Count, in the entries below, the lines in which "JSON" occurs. Give the number, nothing more.

::: SUPPLIED DATA

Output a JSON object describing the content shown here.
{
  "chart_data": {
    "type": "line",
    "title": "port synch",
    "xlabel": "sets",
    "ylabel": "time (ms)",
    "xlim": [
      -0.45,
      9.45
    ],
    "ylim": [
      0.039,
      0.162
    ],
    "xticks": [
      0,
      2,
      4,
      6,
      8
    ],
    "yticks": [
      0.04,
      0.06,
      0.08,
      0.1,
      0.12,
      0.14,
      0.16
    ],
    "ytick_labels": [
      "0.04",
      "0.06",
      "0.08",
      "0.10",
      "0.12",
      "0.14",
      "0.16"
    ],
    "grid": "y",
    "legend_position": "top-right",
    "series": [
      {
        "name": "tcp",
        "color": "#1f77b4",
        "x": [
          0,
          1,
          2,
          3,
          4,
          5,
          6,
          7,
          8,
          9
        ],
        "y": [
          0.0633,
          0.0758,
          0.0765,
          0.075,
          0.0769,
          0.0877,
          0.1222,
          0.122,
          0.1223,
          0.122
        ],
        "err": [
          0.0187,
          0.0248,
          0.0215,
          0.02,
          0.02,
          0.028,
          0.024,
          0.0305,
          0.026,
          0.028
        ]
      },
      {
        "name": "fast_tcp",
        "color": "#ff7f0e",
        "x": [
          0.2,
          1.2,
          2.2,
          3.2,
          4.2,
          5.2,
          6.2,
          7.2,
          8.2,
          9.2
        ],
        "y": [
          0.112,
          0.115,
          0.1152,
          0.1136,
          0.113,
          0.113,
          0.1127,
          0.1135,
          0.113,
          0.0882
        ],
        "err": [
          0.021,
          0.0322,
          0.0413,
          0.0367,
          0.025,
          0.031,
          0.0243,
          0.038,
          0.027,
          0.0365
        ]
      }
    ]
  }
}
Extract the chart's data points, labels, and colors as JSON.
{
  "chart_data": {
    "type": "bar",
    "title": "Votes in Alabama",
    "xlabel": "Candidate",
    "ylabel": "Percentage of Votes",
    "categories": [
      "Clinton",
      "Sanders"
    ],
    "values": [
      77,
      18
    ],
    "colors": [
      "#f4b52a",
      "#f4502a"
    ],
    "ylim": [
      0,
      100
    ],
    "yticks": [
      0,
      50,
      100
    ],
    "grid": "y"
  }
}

::::::

ANSWER FOR THIS EXERCISE
2